# START OF Exercise data

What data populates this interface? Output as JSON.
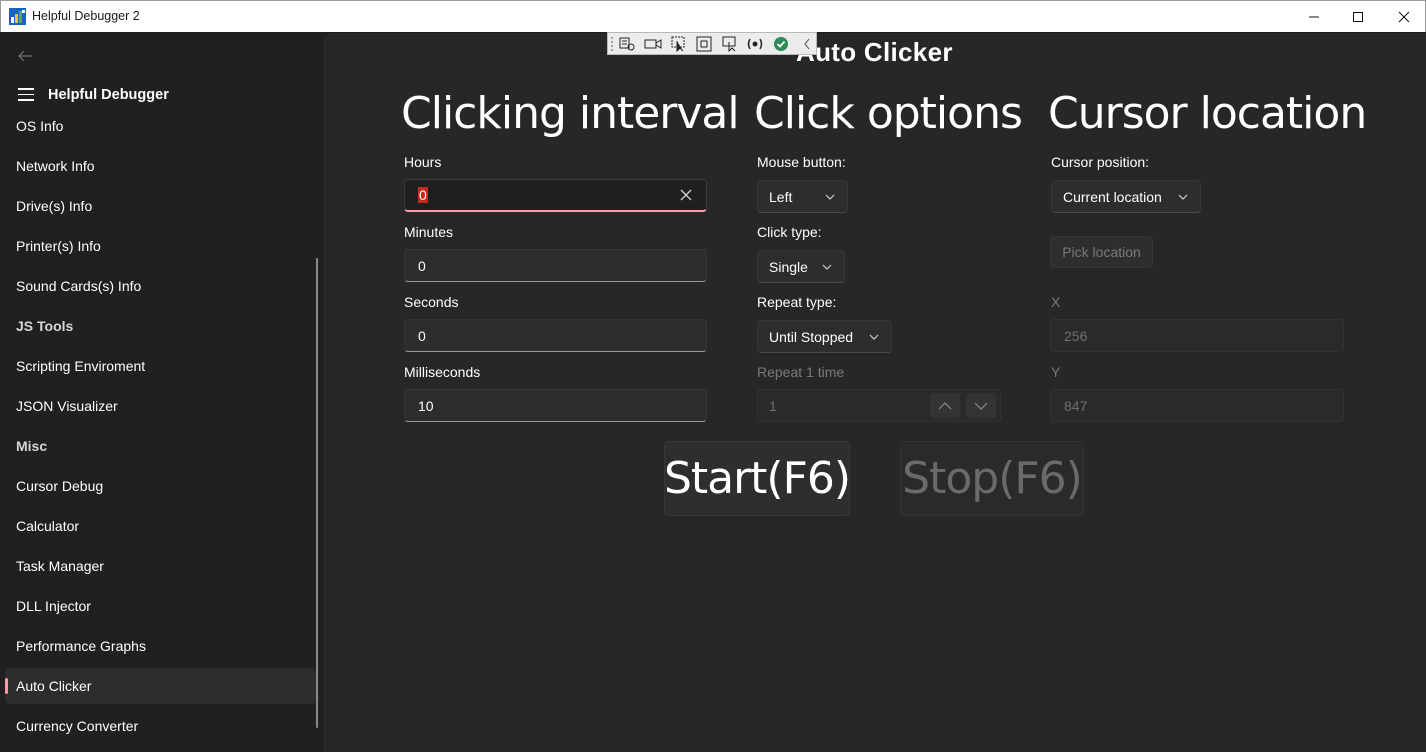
{
  "window": {
    "title": "Helpful Debugger 2"
  },
  "sidebar": {
    "title": "Helpful Debugger",
    "items": [
      {
        "label": "OS Info",
        "header": false
      },
      {
        "label": "Network Info",
        "header": false
      },
      {
        "label": "Drive(s) Info",
        "header": false
      },
      {
        "label": "Printer(s) Info",
        "header": false
      },
      {
        "label": "Sound Cards(s) Info",
        "header": false
      },
      {
        "label": "JS Tools",
        "header": true
      },
      {
        "label": "Scripting Enviroment",
        "header": false
      },
      {
        "label": "JSON Visualizer",
        "header": false
      },
      {
        "label": "Misc",
        "header": true
      },
      {
        "label": "Cursor Debug",
        "header": false
      },
      {
        "label": "Calculator",
        "header": false
      },
      {
        "label": "Task Manager",
        "header": false
      },
      {
        "label": "DLL Injector",
        "header": false
      },
      {
        "label": "Performance Graphs",
        "header": false
      },
      {
        "label": "Auto Clicker",
        "header": false,
        "selected": true
      },
      {
        "label": "Currency Converter",
        "header": false
      }
    ]
  },
  "page": {
    "title": "Auto Clicker"
  },
  "interval": {
    "title": "Clicking interval",
    "hours_label": "Hours",
    "hours_value": "0",
    "minutes_label": "Minutes",
    "minutes_value": "0",
    "seconds_label": "Seconds",
    "seconds_value": "0",
    "ms_label": "Milliseconds",
    "ms_value": "10"
  },
  "click_options": {
    "title": "Click options",
    "mouse_button_label": "Mouse button:",
    "mouse_button_value": "Left",
    "click_type_label": "Click type:",
    "click_type_value": "Single",
    "repeat_type_label": "Repeat type:",
    "repeat_type_value": "Until Stopped",
    "repeat_count_label": "Repeat 1 time",
    "repeat_count_value": "1"
  },
  "cursor_location": {
    "title": "Cursor location",
    "position_label": "Cursor position:",
    "position_value": "Current location",
    "pick_button": "Pick location",
    "x_label": "X",
    "x_value": "256",
    "y_label": "Y",
    "y_value": "847"
  },
  "actions": {
    "start": "Start(F6)",
    "stop": "Stop(F6)"
  },
  "colors": {
    "accent": "#ff99a4",
    "background": "#202020",
    "panel": "#272727"
  }
}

# END OF Exercise data

The exercise: Scan the lines for the string "Helpful". Pick out every line that has it.

Output of the exercise:
    "title": "Helpful Debugger 2"
    "title": "Helpful Debugger",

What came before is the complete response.